_Lines of data_

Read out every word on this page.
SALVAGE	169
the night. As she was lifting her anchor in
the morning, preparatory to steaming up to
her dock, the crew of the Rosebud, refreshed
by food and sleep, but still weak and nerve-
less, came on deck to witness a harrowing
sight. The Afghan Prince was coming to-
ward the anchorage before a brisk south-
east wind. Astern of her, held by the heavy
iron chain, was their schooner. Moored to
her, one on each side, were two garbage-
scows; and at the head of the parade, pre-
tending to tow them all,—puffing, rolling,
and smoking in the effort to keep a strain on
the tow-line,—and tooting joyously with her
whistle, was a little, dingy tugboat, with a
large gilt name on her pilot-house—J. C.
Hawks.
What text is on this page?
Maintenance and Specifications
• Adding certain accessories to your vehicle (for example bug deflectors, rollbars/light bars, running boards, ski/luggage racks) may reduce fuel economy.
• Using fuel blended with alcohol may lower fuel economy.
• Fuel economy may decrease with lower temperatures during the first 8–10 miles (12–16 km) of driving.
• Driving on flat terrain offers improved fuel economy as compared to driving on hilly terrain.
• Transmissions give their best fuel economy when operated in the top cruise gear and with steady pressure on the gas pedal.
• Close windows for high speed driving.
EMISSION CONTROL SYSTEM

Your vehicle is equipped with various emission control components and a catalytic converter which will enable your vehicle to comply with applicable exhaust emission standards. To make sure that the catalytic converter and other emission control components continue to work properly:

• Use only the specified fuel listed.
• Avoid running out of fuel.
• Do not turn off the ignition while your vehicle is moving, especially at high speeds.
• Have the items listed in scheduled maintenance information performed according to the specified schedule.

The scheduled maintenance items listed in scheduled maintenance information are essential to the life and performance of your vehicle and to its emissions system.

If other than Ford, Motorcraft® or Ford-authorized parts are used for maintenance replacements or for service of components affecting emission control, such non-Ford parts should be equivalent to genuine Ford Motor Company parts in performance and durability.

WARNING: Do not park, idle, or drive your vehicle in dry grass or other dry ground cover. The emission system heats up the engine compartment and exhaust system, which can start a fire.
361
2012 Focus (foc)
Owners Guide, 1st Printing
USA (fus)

_WHAT IS NEEDED_
Sift the material for lines with the string "information". Copy each one found.

_SOLUTION_
• Have the items listed in scheduled maintenance information performed according to the specified schedule.
The scheduled maintenance items listed in scheduled maintenance information are essential to the life and performance of your vehicle and to its emissions system.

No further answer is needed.